ITEMS:
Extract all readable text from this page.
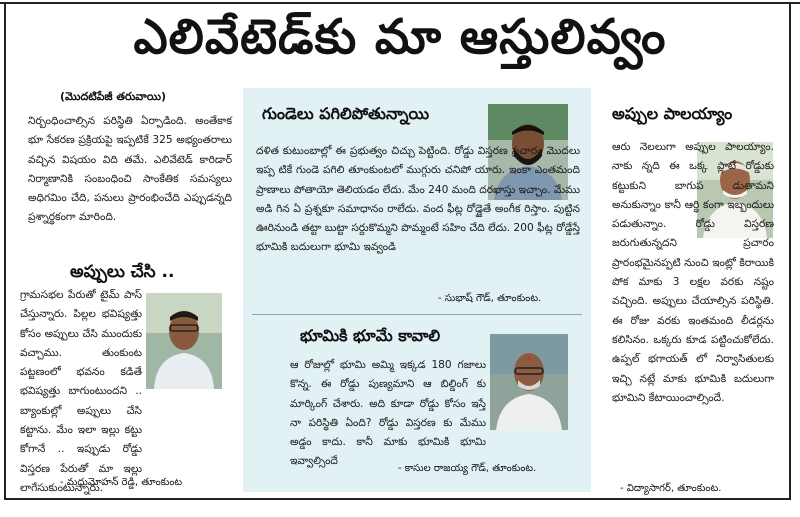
ఎలివేటెడ్‌కు మా ఆస్తులివ్వం
(మొదటిపేజీ తరువాయి)

నిర్బంధించాల్సిన పరిస్థితి ఏర్పాడింది. అంతేకాక భూ సేకరణ ప్రక్రియపై ఇప్పటికే 325 అభ్యంతరాలు వచ్చిన విషయం విది తమే. ఎలివేటెడ్ కారిడార్ నిర్మాణానికి సంబంధించి సాంకేతిక సమస్యలు అధిగమిం చేది, పనులు ప్రారంభించేది ఎప్పుడన్నది ప్రశ్నార్థకంగా మారింది.

అప్పులు చేసి ..

గ్రామసభల పేరుతో టైమ్ పాస్ చేస్తున్నారు. పిల్లల భవిష్యత్తు కోసం అప్పులు చేసి ముందుకు వచ్చాము. తుంకుంట పట్టణంలో భవనం కడితే భవిష్యత్తు బాగుంటుందని .. బ్యాంకుల్లో అప్పులు చేసి కట్టాను. మేం ఇలా ఇల్లు కట్టు కోగానే .. ఇప్పుడు రోడ్డు విస్తరణ పేరుతో మా ఇల్లు లాగేసుకుంటున్నారు.

- మధుమోహన్ రెడ్డి, తూంకుంట
గుండెలు పగిలిపోతున్నాయి

దళిత కుటుంబాల్లో ఈ ప్రభుత్వం చిచ్చు పెట్టింది. రోడ్డు విస్తరణ ప్రచారం మొదలు ఇప్ప టికే గుండె పగిలి తూంకుంటలో ముగ్గురు చనిపో యారు. ఇంకా ఎంతమంది ప్రాణాలు పోతాయో తెలియడం లేదు. మేం 240 మంది దరఖాస్తు ఇచ్చాం. మేము అడి గిన ఏ ప్రశ్నకూ సమాధానం రాలేదు. వంద ఫీట్ల రోడ్డైతే అంగీక రిస్తాం. పుట్టిన ఊరినుండి తట్టా బుట్టా సర్దుకొమ్మని పొమ్మంటే సహిం చేది లేదు. 200 ఫీట్ల రోడ్డేస్తే భూమికి బదులుగా భూమి ఇవ్వండి

- సుభాష్ గౌడ్, తూంకుంట.
భూమికి భూమే కావాలి

ఆ రోజుల్లో భూమి అమ్మి ఇక్కడ 180 గజాలు కొన్న. ఈ రోడ్డు పుణ్యమాని ఆ బిల్డింగ్ కు మార్కింగ్ చేశారు. అది కూడా రోడ్డు కోసం ఇస్తే నా పరిస్థితి ఏంది? రోడ్డు విస్తరణ కు మేము అడ్డం కాదు. కానీ మాకు భూమికి భూమి ఇవ్వాల్సిందే

- కాసుల రాజయ్య గౌడ్, తూంకుంట.
అప్పుల పాలయ్యాం

ఆరు నెలలుగా అప్పుల పాలయ్యాం. నాకు న్నది ఈ ఒక్క ప్లాటే రోడ్డుకు కట్టుకుని బాగుప డుతామని అనుకున్నాం కానీ ఆర్థి కంగా ఇబ్బందులు పడుతున్నాం. రోడ్డు విస్తరణ జరుగుతున్నదని ప్రచారం ప్రారంభమైనప్పటి నుంచి ఇంట్లో కిరాయికి పోక మాకు 3 లక్షల వరకు నష్టం వచ్చింది. అప్పులు చేయాల్సిన పరిస్థితి. ఈ రోజు వరకు ఇంతమంది లీడర్లను కలిసినం. ఒక్కరు కూడ పట్టించుకోలేదు. ఉప్పల్ భగాయత్ లో నిర్వాసితులకు ఇచ్చి నట్లే మాకు భూమికి బదులుగా భూమిని కేటాయించాల్సిందే.

- విద్యాసాగర్, తూంకుంట.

WHAT THIS TASK INVOLVES:
Return the entries unchanged, save for the pictures, which do not belong in the copy.

RESULT BELOW:
Extract all readable text from this page.
ఎలివేటెడ్‌కు మా ఆస్తులివ్వం
(మొదటిపేజీ తరువాయి)

నిర్బంధించాల్సిన పరిస్థితి ఏర్పాడింది. అంతేకాక భూ సేకరణ ప్రక్రియపై ఇప్పటికే 325 అభ్యంతరాలు వచ్చిన విషయం విది తమే. ఎలివేటెడ్ కారిడార్ నిర్మాణానికి సంబంధించి సాంకేతిక సమస్యలు అధిగమిం చేది, పనులు ప్రారంభించేది ఎప్పుడన్నది ప్రశ్నార్థకంగా మారింది.

అప్పులు చేసి ..

గ్రామసభల పేరుతో టైమ్ పాస్ చేస్తున్నారు. పిల్లల భవిష్యత్తు కోసం అప్పులు చేసి ముందుకు వచ్చాము. తుంకుంట పట్టణంలో భవనం కడితే భవిష్యత్తు బాగుంటుందని .. బ్యాంకుల్లో అప్పులు చేసి కట్టాను. మేం ఇలా ఇల్లు కట్టు కోగానే .. ఇప్పుడు రోడ్డు విస్తరణ పేరుతో మా ఇల్లు లాగేసుకుంటున్నారు.

- మధుమోహన్ రెడ్డి, తూంకుంట
గుండెలు పగిలిపోతున్నాయి

దళిత కుటుంబాల్లో ఈ ప్రభుత్వం చిచ్చు పెట్టింది. రోడ్డు విస్తరణ ప్రచారం మొదలు ఇప్ప టికే గుండె పగిలి తూంకుంటలో ముగ్గురు చనిపో యారు. ఇంకా ఎంతమంది ప్రాణాలు పోతాయో తెలియడం లేదు. మేం 240 మంది దరఖాస్తు ఇచ్చాం. మేము అడి గిన ఏ ప్రశ్నకూ సమాధానం రాలేదు. వంద ఫీట్ల రోడ్డైతే అంగీక రిస్తాం. పుట్టిన ఊరినుండి తట్టా బుట్టా సర్దుకొమ్మని పొమ్మంటే సహిం చేది లేదు. 200 ఫీట్ల రోడ్డేస్తే భూమికి బదులుగా భూమి ఇవ్వండి

- సుభాష్ గౌడ్, తూంకుంట.
భూమికి భూమే కావాలి

ఆ రోజుల్లో భూమి అమ్మి ఇక్కడ 180 గజాలు కొన్న. ఈ రోడ్డు పుణ్యమాని ఆ బిల్డింగ్ కు మార్కింగ్ చేశారు. అది కూడా రోడ్డు కోసం ఇస్తే నా పరిస్థితి ఏంది? రోడ్డు విస్తరణ కు మేము అడ్డం కాదు. కానీ మాకు భూమికి భూమి ఇవ్వాల్సిందే

- కాసుల రాజయ్య గౌడ్, తూంకుంట.
అప్పుల పాలయ్యాం

ఆరు నెలలుగా అప్పుల పాలయ్యాం. నాకు న్నది ఈ ఒక్క ప్లాటే రోడ్డుకు కట్టుకుని బాగుప డుతామని అనుకున్నాం కానీ ఆర్థి కంగా ఇబ్బందులు పడుతున్నాం. రోడ్డు విస్తరణ జరుగుతున్నదని ప్రచారం ప్రారంభమైనప్పటి నుంచి ఇంట్లో కిరాయికి పోక మాకు 3 లక్షల వరకు నష్టం వచ్చింది. అప్పులు చేయాల్సిన పరిస్థితి. ఈ రోజు వరకు ఇంతమంది లీడర్లను కలిసినం. ఒక్కరు కూడ పట్టించుకోలేదు. ఉప్పల్ భగాయత్ లో నిర్వాసితులకు ఇచ్చి నట్లే మాకు భూమికి బదులుగా భూమిని కేటాయించాల్సిందే.

- విద్యాసాగర్, తూంకుంట.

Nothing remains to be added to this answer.